[Records shown]
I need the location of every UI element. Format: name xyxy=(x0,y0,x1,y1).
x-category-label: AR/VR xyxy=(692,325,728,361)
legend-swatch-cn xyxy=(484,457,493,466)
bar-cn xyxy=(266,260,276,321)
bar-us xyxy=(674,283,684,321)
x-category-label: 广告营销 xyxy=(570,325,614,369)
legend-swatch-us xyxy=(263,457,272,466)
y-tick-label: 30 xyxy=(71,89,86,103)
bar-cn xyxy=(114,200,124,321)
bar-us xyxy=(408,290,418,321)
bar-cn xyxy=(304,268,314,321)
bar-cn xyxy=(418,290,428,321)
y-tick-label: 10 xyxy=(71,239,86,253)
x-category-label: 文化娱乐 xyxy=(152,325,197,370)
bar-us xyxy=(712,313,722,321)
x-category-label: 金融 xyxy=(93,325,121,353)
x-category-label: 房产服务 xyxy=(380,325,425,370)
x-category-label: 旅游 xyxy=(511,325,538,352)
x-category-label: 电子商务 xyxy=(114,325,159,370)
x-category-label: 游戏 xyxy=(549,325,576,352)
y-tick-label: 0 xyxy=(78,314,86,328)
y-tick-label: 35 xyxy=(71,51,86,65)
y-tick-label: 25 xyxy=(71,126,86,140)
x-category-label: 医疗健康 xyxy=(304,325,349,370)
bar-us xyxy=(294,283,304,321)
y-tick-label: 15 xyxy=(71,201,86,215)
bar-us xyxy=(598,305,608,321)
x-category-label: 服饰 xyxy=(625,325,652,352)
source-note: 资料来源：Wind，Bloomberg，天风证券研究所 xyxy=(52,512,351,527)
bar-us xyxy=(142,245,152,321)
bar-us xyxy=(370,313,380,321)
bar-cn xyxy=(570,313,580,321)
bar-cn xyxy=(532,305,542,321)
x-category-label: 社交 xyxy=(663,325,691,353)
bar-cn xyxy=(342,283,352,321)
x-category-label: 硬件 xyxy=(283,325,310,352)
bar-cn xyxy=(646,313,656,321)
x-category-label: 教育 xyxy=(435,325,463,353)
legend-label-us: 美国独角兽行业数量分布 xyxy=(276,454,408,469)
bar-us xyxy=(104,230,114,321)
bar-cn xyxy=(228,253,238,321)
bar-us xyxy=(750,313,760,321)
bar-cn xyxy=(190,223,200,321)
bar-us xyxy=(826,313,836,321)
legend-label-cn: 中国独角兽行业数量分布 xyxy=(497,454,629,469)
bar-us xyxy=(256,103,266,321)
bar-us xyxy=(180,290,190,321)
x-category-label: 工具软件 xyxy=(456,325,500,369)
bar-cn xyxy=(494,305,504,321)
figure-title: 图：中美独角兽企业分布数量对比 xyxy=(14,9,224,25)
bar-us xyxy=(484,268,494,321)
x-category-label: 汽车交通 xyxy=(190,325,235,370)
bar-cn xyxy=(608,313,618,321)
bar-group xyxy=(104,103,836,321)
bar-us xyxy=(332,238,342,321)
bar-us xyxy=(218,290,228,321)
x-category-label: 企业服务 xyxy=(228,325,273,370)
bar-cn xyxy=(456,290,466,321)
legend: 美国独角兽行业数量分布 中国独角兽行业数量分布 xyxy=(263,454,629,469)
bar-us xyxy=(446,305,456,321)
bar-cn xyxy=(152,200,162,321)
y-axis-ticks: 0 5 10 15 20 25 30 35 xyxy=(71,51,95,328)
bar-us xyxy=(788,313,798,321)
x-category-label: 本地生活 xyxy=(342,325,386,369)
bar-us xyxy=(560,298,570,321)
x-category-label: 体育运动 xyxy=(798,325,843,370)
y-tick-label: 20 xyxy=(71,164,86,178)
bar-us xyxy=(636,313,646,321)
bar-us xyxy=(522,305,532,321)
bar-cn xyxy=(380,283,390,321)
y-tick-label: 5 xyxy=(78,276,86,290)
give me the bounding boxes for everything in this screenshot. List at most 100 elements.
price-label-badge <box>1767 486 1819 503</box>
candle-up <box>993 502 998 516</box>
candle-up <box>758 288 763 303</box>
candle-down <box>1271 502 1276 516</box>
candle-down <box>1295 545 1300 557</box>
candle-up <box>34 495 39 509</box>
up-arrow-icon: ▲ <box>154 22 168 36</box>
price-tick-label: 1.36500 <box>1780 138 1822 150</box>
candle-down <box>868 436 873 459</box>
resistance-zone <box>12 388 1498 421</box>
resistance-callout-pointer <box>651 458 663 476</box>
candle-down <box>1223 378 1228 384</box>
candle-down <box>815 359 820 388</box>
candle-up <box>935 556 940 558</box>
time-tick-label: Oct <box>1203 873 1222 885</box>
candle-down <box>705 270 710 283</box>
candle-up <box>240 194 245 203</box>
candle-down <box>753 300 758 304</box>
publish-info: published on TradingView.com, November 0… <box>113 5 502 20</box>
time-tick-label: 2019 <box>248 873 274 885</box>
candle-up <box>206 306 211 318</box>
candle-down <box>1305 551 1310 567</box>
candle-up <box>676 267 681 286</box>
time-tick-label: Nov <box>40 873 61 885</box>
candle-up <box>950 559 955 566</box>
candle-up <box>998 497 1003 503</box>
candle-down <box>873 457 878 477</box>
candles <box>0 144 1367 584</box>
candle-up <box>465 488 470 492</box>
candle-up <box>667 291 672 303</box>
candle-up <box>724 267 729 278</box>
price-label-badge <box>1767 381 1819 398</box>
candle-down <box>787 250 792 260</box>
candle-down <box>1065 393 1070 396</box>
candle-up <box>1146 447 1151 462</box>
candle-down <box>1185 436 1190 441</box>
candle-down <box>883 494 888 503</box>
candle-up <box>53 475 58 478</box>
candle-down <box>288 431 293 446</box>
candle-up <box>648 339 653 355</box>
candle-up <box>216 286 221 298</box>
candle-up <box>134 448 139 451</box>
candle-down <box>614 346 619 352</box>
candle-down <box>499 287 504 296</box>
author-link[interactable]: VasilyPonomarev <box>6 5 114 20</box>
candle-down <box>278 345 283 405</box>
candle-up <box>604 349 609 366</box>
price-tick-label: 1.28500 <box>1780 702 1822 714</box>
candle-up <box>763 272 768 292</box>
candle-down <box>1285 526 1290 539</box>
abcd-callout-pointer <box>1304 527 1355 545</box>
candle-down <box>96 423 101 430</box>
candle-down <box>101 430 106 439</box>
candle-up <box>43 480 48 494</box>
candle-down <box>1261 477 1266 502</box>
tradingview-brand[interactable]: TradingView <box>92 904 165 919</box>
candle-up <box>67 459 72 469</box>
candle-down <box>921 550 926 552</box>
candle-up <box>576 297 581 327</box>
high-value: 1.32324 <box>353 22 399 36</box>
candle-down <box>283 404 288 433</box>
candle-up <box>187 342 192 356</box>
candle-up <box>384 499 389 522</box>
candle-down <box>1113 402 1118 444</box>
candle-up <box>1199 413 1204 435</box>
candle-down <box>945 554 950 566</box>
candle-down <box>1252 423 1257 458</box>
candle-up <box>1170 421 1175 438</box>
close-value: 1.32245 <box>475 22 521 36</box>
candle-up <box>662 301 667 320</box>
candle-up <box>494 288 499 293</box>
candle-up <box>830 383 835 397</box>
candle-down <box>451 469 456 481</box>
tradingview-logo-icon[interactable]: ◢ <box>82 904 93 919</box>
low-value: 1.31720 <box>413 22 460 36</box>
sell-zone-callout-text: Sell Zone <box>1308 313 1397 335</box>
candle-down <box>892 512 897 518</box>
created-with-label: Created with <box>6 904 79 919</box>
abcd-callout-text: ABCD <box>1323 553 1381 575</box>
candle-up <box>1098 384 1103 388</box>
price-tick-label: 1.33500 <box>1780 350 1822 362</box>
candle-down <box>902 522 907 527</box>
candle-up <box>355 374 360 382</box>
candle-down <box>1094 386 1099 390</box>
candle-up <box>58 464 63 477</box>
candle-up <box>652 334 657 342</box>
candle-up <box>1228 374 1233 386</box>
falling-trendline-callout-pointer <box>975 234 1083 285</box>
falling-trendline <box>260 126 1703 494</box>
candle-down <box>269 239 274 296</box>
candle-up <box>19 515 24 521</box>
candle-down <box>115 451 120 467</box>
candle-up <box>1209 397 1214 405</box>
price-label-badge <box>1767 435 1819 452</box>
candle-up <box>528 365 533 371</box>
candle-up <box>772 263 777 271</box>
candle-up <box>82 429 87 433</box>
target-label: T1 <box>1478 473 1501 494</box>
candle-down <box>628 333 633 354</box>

[What you will do] Write the lines from the start of the records through the line holding "x-category-label: 广告营销 xyxy=(570,325,614,369)", inclusive, as a JSON list of strings, one string per line, with blank lines left out.

[Written solution]
[
  "I need the location of every UI element. Format: name xyxy=(x0,y0,x1,y1).",
  "x-category-label: AR/VR xyxy=(692,325,728,361)",
  "legend-swatch-cn xyxy=(484,457,493,466)",
  "bar-cn xyxy=(266,260,276,321)",
  "bar-us xyxy=(674,283,684,321)",
  "x-category-label: 广告营销 xyxy=(570,325,614,369)"
]